● What you have to do: Take the data that follows and retype it word for word.
++++ Data lines ++++
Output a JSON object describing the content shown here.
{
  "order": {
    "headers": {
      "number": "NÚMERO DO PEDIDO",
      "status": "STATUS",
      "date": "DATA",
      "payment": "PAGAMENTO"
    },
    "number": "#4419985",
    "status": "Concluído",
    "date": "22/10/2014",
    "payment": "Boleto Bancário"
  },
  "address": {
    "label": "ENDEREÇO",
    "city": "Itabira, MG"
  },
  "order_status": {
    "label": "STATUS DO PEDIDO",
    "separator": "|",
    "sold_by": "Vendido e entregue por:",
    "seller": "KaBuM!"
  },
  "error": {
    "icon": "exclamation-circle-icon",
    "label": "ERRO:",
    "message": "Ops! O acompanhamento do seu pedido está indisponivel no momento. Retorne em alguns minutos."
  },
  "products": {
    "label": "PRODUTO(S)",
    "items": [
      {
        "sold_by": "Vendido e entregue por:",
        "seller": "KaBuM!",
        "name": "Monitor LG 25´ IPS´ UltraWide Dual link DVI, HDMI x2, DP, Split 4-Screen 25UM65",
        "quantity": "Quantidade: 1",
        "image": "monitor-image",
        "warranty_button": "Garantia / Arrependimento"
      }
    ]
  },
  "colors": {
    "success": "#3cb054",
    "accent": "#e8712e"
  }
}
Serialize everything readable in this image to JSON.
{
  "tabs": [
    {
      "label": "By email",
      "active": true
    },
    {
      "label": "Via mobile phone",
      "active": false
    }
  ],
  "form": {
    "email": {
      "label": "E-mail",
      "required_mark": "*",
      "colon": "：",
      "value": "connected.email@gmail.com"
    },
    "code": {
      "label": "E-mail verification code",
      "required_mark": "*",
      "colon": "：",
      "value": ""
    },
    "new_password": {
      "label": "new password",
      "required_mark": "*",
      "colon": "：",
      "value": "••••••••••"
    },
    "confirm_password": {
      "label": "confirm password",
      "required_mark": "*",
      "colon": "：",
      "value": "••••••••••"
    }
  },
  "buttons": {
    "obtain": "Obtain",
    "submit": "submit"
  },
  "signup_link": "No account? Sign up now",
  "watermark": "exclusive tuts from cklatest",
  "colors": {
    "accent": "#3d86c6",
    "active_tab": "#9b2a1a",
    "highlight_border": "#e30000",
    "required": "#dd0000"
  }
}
++++
● Solved problem:
Output a JSON object describing the content shown here.
{
  "order": {
    "headers": {
      "number": "NÚMERO DO PEDIDO",
      "status": "STATUS",
      "date": "DATA",
      "payment": "PAGAMENTO"
    },
    "number": "#4419985",
    "status": "Concluído",
    "date": "22/10/2014",
    "payment": "Boleto Bancário"
  },
  "address": {
    "label": "ENDEREÇO",
    "city": "Itabira, MG"
  },
  "order_status": {
    "label": "STATUS DO PEDIDO",
    "separator": "|",
    "sold_by": "Vendido e entregue por:",
    "seller": "KaBuM!"
  },
  "error": {
    "icon": "exclamation-circle-icon",
    "label": "ERRO:",
    "message": "Ops! O acompanhamento do seu pedido está indisponivel no momento. Retorne em alguns minutos."
  },
  "products": {
    "label": "PRODUTO(S)",
    "items": [
      {
        "sold_by": "Vendido e entregue por:",
        "seller": "KaBuM!",
        "name": "Monitor LG 25´ IPS´ UltraWide Dual link DVI, HDMI x2, DP, Split 4-Screen 25UM65",
        "quantity": "Quantidade: 1",
        "image": "monitor-image",
        "warranty_button": "Garantia / Arrependimento"
      }
    ]
  },
  "colors": {
    "success": "#3cb054",
    "accent": "#e8712e"
  }
}
Serialize everything readable in this image to JSON.
{
  "tabs": [
    {
      "label": "By email",
      "active": true
    },
    {
      "label": "Via mobile phone",
      "active": false
    }
  ],
  "form": {
    "email": {
      "label": "E-mail",
      "required_mark": "*",
      "colon": "：",
      "value": "connected.email@gmail.com"
    },
    "code": {
      "label": "E-mail verification code",
      "required_mark": "*",
      "colon": "：",
      "value": ""
    },
    "new_password": {
      "label": "new password",
      "required_mark": "*",
      "colon": "：",
      "value": "••••••••••"
    },
    "confirm_password": {
      "label": "confirm password",
      "required_mark": "*",
      "colon": "：",
      "value": "••••••••••"
    }
  },
  "buttons": {
    "obtain": "Obtain",
    "submit": "submit"
  },
  "signup_link": "No account? Sign up now",
  "watermark": "exclusive tuts from cklatest",
  "colors": {
    "accent": "#3d86c6",
    "active_tab": "#9b2a1a",
    "highlight_border": "#e30000",
    "required": "#dd0000"
  }
}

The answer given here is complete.